[SHORT EXERCISE] Wherever the string "Responsibility" appears, copy the whole line.

Chart and figure data
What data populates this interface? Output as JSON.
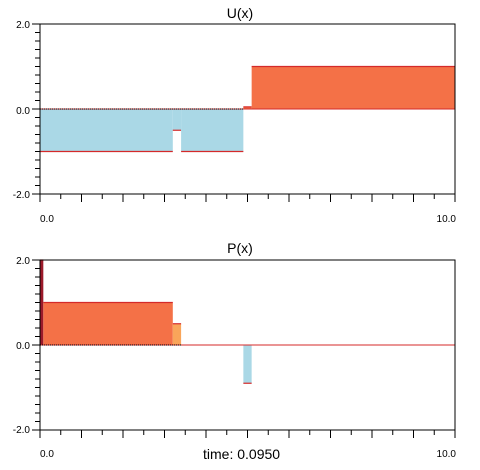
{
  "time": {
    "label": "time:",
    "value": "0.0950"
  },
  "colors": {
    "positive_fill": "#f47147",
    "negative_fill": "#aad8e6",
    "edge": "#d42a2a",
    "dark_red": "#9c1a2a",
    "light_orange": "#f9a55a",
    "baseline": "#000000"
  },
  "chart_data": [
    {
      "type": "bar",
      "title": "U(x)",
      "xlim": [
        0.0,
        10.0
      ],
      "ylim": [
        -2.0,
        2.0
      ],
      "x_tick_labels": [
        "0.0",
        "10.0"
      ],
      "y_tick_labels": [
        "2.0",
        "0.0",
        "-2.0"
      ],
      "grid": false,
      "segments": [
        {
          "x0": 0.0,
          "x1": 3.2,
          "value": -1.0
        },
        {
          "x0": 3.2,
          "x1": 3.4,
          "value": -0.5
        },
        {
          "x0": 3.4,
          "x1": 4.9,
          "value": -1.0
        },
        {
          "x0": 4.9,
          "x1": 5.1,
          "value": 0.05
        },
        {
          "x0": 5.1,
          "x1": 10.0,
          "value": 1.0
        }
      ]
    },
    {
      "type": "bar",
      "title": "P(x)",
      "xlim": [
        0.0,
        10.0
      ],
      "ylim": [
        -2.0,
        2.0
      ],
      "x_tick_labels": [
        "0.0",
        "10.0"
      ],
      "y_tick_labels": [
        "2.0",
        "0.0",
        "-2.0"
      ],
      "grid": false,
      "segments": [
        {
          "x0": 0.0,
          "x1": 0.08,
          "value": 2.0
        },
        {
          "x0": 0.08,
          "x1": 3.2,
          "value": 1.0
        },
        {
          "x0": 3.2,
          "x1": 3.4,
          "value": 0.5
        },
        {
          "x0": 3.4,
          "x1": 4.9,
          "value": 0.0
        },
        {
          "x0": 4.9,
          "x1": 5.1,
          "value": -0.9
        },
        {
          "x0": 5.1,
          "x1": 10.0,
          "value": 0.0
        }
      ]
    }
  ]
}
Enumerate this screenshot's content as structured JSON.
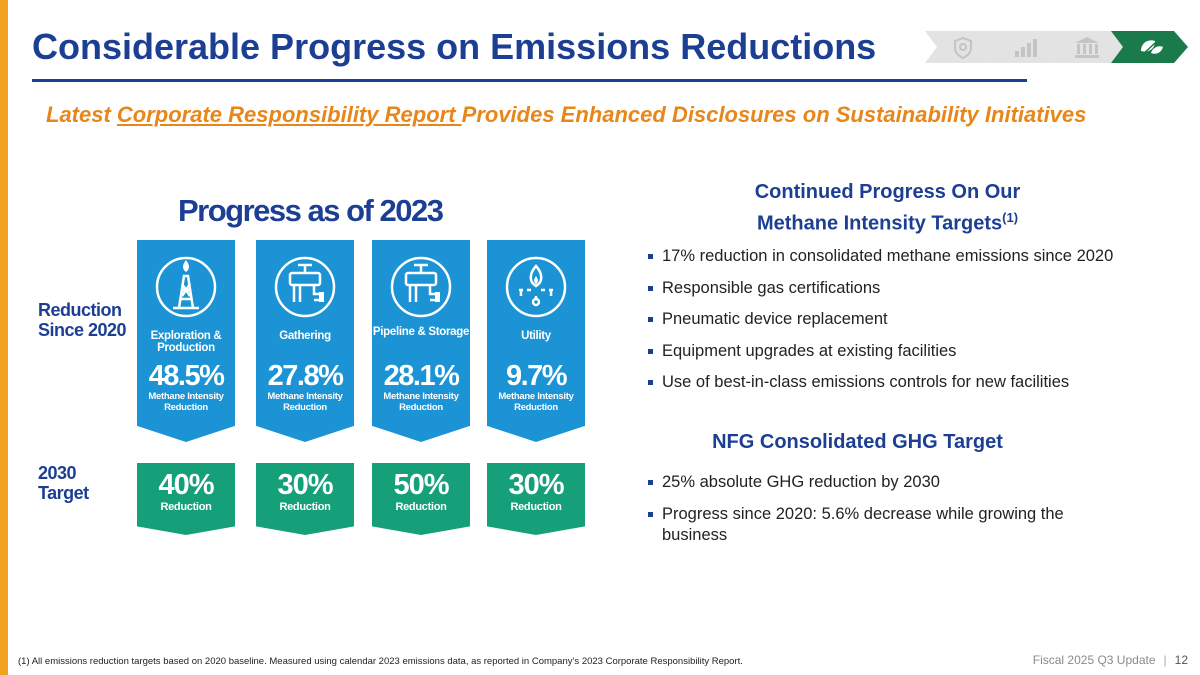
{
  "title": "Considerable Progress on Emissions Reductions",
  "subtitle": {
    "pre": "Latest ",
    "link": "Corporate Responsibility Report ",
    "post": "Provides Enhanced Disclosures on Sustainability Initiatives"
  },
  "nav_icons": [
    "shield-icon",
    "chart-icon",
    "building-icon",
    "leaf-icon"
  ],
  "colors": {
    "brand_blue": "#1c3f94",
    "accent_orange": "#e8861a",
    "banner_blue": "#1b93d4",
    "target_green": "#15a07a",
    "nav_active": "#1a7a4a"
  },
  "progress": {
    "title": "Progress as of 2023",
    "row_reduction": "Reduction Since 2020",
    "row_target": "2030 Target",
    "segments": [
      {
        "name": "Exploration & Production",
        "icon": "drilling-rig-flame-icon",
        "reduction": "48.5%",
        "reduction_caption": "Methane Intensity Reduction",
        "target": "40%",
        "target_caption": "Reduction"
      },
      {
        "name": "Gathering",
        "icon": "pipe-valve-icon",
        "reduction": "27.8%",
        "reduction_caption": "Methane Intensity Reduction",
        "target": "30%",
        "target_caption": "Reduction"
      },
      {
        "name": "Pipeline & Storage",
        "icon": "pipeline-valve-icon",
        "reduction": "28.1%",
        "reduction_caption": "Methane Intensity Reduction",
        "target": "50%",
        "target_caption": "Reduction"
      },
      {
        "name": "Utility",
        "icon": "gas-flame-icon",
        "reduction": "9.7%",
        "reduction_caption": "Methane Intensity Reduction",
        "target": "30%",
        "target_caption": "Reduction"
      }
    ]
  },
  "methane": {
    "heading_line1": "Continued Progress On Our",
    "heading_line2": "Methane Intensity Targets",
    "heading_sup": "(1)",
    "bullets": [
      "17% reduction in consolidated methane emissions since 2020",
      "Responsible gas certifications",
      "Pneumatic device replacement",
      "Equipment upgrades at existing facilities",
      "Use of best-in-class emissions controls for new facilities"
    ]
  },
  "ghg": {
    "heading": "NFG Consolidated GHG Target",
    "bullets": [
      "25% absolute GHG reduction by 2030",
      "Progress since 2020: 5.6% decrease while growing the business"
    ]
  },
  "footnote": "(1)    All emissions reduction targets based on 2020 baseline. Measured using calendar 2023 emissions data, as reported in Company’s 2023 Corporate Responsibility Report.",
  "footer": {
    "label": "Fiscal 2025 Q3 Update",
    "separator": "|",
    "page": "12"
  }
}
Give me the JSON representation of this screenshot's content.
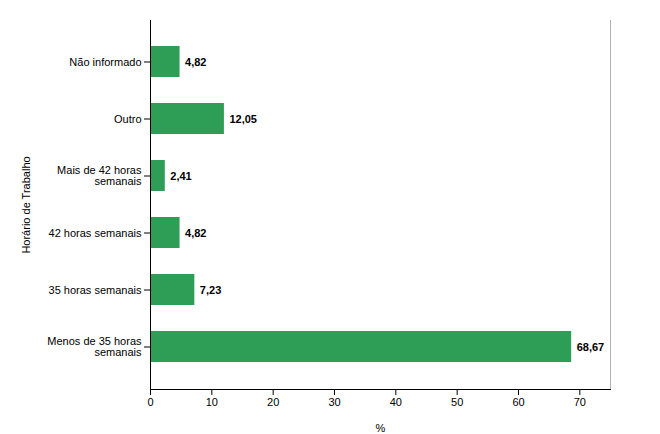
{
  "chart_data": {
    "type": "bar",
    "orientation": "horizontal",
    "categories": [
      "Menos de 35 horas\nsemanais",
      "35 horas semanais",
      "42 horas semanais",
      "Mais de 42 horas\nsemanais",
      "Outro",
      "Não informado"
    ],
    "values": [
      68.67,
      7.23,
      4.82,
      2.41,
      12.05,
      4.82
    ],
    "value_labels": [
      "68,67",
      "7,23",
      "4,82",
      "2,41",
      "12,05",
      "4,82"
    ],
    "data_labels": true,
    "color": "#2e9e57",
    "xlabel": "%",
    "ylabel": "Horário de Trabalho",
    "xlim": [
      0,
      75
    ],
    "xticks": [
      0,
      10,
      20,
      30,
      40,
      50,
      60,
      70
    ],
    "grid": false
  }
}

[RESULT]
    "link": "Corporate Responsibility Report ",
  "footnote": "(1)    All emissions reduction targets based on 2020 baseline. Measured using calendar 2023 emissions data, as reported in Company’s 2023 Corporate Responsibility Report.",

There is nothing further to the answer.